[INFORMATION PROVIDED]
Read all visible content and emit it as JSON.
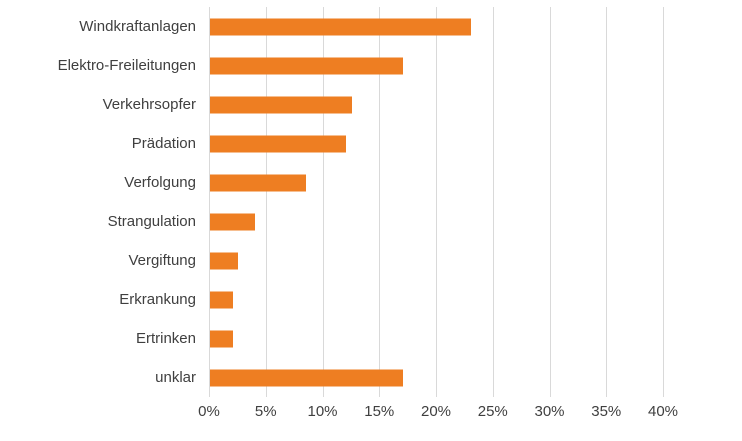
{
  "chart_data": {
    "type": "bar",
    "orientation": "horizontal",
    "title": "",
    "xlabel": "",
    "ylabel": "",
    "categories": [
      "Windkraftanlagen",
      "Elektro-Freileitungen",
      "Verkehrsopfer",
      "Prädation",
      "Verfolgung",
      "Strangulation",
      "Vergiftung",
      "Erkrankung",
      "Ertrinken",
      "unklar"
    ],
    "values": [
      23,
      17,
      12.5,
      12,
      8.5,
      4,
      2.5,
      2,
      2,
      17
    ],
    "unit": "%",
    "xlim": [
      0,
      40
    ],
    "x_tick_step": 5,
    "x_tick_labels": [
      "0%",
      "5%",
      "10%",
      "15%",
      "20%",
      "25%",
      "30%",
      "35%",
      "40%"
    ],
    "grid": "vertical",
    "legend": "none",
    "bar_color": "#ee7e22",
    "gridline_color": "#d9d9d9",
    "text_color": "#3f3f3f",
    "background_color": "#ffffff"
  }
}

[GOAL OF THE EXERCISE] Print the entries above exactly, taking out only the pictures.

[RESPONSE]
Read all visible content and emit it as JSON.
{
  "chart_data": {
    "type": "bar",
    "orientation": "horizontal",
    "title": "",
    "xlabel": "",
    "ylabel": "",
    "categories": [
      "Windkraftanlagen",
      "Elektro-Freileitungen",
      "Verkehrsopfer",
      "Prädation",
      "Verfolgung",
      "Strangulation",
      "Vergiftung",
      "Erkrankung",
      "Ertrinken",
      "unklar"
    ],
    "values": [
      23,
      17,
      12.5,
      12,
      8.5,
      4,
      2.5,
      2,
      2,
      17
    ],
    "unit": "%",
    "xlim": [
      0,
      40
    ],
    "x_tick_step": 5,
    "x_tick_labels": [
      "0%",
      "5%",
      "10%",
      "15%",
      "20%",
      "25%",
      "30%",
      "35%",
      "40%"
    ],
    "grid": "vertical",
    "legend": "none",
    "bar_color": "#ee7e22",
    "gridline_color": "#d9d9d9",
    "text_color": "#3f3f3f",
    "background_color": "#ffffff"
  }
}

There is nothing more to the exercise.